Required task: From the entries that follow, gather each line holding the word "PLOT".

Records shown:
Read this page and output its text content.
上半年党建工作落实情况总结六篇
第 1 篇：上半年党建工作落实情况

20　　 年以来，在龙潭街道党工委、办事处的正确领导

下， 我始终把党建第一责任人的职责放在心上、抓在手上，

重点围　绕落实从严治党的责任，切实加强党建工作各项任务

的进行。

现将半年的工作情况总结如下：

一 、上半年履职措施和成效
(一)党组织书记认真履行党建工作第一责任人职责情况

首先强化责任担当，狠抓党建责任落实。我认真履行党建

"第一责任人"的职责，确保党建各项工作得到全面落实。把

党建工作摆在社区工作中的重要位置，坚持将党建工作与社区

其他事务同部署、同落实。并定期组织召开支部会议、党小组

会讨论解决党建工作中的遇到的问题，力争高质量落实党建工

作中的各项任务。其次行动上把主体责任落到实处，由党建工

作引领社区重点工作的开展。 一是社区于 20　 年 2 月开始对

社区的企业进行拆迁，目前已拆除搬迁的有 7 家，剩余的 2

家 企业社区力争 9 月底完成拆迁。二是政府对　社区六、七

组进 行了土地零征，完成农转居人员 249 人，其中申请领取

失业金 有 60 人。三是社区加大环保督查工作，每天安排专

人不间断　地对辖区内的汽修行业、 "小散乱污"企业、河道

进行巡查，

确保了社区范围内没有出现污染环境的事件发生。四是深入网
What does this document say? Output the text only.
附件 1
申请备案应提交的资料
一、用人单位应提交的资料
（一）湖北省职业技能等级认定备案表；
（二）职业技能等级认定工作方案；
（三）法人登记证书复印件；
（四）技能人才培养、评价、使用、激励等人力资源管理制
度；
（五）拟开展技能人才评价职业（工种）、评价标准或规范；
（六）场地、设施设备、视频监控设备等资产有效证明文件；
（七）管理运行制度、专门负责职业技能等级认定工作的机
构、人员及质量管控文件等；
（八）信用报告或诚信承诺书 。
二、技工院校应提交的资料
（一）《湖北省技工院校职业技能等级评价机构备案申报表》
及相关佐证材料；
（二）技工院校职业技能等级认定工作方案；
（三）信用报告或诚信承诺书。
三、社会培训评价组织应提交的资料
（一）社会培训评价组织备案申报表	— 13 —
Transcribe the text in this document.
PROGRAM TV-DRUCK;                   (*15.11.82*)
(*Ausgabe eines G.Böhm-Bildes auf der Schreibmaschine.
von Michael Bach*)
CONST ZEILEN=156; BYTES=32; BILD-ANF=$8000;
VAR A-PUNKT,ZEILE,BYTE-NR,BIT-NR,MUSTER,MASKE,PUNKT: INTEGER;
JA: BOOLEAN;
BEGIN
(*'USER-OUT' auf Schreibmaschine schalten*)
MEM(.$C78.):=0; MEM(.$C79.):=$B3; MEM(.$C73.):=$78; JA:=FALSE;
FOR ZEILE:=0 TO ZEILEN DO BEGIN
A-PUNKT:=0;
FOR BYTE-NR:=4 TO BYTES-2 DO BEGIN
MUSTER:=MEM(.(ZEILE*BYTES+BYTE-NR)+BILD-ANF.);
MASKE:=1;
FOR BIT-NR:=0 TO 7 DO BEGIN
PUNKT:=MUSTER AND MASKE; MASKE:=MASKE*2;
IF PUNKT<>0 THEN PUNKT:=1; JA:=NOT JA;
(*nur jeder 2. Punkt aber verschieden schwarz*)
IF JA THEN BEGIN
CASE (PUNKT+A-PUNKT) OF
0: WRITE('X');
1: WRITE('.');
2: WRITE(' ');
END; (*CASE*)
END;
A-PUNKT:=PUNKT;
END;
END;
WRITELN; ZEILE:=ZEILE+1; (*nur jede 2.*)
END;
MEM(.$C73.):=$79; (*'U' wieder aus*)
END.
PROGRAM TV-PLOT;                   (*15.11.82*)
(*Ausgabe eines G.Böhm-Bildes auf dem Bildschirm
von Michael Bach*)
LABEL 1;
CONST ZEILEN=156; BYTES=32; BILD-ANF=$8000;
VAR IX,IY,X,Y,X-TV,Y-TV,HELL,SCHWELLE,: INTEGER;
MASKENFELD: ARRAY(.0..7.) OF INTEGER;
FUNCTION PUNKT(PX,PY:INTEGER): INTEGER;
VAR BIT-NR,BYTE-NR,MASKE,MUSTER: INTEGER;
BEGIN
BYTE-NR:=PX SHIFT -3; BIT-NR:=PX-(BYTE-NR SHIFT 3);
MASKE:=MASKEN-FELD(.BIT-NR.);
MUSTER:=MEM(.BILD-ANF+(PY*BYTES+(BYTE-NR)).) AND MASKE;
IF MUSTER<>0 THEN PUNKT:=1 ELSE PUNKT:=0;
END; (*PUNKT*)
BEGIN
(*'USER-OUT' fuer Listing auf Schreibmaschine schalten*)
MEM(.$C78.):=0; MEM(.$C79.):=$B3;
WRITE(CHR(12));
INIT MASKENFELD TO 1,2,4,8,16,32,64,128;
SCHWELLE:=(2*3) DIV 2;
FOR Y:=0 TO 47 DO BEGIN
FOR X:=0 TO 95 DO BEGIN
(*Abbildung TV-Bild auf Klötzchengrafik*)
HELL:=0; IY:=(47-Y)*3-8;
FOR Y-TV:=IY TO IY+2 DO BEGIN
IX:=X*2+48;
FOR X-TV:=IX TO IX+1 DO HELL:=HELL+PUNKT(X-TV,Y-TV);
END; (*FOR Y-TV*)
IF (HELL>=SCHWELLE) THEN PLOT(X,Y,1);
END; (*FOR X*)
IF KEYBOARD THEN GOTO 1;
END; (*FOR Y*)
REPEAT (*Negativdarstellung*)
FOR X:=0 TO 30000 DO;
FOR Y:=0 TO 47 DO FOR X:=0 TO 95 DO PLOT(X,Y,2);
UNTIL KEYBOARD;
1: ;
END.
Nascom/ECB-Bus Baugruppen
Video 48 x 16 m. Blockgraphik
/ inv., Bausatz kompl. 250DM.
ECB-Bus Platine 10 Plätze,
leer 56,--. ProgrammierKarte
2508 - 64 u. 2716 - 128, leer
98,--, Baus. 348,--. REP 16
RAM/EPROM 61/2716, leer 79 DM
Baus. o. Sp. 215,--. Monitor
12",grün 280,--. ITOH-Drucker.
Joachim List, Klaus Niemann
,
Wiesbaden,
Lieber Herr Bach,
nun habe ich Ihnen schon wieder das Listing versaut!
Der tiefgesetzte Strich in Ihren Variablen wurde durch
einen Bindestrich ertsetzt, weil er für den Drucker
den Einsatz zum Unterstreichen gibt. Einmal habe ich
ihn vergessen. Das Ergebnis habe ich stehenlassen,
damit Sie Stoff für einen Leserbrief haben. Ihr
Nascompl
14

The result:
PROGRAM TV-PLOT;                   (*15.11.82*)
IF (HELL>=SCHWELLE) THEN PLOT(X,Y,1);
FOR Y:=0 TO 47 DO FOR X:=0 TO 95 DO PLOT(X,Y,2);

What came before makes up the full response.